* [Short problem]: Convert the entries, from the first line down through the line containing "code-line: [249, 115, 1001, 133]", into a JSON list of strings with one string per line, leaving out any blank lines.

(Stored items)
/---
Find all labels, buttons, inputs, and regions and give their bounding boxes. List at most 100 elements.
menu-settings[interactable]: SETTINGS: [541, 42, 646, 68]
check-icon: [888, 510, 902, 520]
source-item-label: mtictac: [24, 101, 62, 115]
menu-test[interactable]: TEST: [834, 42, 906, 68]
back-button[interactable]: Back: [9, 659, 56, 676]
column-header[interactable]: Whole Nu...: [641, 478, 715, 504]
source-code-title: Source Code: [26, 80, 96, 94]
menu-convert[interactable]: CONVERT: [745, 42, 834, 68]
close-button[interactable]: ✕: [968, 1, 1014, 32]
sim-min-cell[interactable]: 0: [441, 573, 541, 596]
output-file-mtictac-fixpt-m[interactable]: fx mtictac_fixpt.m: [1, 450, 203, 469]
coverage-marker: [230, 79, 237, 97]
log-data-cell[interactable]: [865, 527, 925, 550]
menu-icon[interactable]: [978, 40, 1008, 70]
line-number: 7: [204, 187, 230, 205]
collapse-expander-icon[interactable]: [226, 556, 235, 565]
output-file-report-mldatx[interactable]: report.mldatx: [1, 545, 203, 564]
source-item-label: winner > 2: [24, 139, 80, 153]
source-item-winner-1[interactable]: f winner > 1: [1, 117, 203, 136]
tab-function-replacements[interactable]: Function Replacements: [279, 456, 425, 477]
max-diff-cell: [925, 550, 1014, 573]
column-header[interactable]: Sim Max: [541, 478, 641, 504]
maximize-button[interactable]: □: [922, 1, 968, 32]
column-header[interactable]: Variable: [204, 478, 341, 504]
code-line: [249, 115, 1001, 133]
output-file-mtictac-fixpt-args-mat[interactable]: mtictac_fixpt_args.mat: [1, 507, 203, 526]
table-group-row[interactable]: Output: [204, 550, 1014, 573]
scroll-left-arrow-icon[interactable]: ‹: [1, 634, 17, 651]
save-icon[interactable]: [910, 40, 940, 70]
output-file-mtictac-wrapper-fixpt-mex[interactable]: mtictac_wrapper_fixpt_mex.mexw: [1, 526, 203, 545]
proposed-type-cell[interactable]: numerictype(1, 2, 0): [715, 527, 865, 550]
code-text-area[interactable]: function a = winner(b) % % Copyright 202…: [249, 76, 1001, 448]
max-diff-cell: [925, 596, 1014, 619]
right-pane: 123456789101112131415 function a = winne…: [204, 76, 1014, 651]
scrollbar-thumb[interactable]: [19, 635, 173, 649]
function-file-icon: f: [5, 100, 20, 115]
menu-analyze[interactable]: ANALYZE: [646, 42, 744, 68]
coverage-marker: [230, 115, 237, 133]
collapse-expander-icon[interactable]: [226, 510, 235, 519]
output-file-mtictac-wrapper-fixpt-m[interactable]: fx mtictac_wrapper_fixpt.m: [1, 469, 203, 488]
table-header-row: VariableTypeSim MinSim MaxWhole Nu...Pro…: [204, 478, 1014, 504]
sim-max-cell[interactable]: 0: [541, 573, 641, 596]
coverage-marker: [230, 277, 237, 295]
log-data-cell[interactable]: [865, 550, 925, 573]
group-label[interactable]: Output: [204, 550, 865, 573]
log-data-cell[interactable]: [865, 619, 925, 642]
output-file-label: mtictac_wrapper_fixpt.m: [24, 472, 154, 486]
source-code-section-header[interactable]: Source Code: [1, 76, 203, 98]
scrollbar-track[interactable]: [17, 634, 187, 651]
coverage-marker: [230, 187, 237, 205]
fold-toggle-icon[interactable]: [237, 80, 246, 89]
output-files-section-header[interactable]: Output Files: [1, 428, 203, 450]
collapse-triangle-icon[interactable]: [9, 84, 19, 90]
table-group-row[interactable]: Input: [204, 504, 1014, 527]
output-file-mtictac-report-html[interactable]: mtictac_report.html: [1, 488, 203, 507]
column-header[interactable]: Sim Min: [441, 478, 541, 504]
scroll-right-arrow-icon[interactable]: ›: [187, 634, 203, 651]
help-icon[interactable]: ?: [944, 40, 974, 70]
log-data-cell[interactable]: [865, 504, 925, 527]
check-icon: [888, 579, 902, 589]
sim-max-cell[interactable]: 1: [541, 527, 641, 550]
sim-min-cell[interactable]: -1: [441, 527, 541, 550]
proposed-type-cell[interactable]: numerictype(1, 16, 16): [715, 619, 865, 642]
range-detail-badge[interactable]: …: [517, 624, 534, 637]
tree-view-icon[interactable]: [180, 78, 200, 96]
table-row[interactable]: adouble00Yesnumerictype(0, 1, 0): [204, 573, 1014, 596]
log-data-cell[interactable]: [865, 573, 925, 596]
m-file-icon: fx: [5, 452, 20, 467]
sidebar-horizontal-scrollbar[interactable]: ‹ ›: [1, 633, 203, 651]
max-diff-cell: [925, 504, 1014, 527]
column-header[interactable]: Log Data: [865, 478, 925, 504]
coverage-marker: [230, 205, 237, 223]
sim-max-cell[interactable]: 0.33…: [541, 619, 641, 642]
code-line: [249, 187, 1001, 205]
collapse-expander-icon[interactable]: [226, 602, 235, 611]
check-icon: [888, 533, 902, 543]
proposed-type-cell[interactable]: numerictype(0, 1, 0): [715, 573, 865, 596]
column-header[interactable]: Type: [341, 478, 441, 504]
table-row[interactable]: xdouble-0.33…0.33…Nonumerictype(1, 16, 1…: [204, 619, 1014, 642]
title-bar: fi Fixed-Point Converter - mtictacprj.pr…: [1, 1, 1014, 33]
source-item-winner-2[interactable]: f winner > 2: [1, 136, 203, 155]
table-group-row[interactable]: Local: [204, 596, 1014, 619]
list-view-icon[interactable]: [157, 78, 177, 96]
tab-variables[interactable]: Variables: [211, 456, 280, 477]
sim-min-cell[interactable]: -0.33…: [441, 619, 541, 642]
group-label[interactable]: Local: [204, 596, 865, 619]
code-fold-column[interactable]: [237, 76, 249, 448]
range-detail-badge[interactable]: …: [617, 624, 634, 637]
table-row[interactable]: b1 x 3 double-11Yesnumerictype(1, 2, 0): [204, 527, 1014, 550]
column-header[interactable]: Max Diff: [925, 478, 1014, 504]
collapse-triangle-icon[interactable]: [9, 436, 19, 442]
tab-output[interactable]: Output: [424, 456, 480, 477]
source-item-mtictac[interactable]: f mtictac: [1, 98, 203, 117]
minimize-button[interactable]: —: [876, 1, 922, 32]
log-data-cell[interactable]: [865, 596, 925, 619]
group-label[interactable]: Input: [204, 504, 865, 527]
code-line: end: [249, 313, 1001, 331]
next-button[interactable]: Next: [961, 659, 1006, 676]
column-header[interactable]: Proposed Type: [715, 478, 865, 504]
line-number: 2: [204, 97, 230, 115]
\---
* [Response for this exercise]:
[
  "Find all labels, buttons, inputs, and regions and give their bounding boxes. List at most 100 elements.",
  "menu-settings[interactable]: SETTINGS: [541, 42, 646, 68]",
  "check-icon: [888, 510, 902, 520]",
  "source-item-label: mtictac: [24, 101, 62, 115]",
  "menu-test[interactable]: TEST: [834, 42, 906, 68]",
  "back-button[interactable]: Back: [9, 659, 56, 676]",
  "column-header[interactable]: Whole Nu...: [641, 478, 715, 504]",
  "source-code-title: Source Code: [26, 80, 96, 94]",
  "menu-convert[interactable]: CONVERT: [745, 42, 834, 68]",
  "close-button[interactable]: ✕: [968, 1, 1014, 32]",
  "sim-min-cell[interactable]: 0: [441, 573, 541, 596]",
  "output-file-mtictac-fixpt-m[interactable]: fx mtictac_fixpt.m: [1, 450, 203, 469]",
  "coverage-marker: [230, 79, 237, 97]",
  "log-data-cell[interactable]: [865, 527, 925, 550]",
  "menu-icon[interactable]: [978, 40, 1008, 70]",
  "line-number: 7: [204, 187, 230, 205]",
  "collapse-expander-icon[interactable]: [226, 556, 235, 565]",
  "output-file-report-mldatx[interactable]: report.mldatx: [1, 545, 203, 564]",
  "source-item-label: winner > 2: [24, 139, 80, 153]",
  "source-item-winner-1[interactable]: f winner > 1: [1, 117, 203, 136]",
  "tab-function-replacements[interactable]: Function Replacements: [279, 456, 425, 477]",
  "max-diff-cell: [925, 550, 1014, 573]",
  "column-header[interactable]: Sim Max: [541, 478, 641, 504]",
  "maximize-button[interactable]: □: [922, 1, 968, 32]",
  "column-header[interactable]: Variable: [204, 478, 341, 504]",
  "code-line: [249, 115, 1001, 133]"
]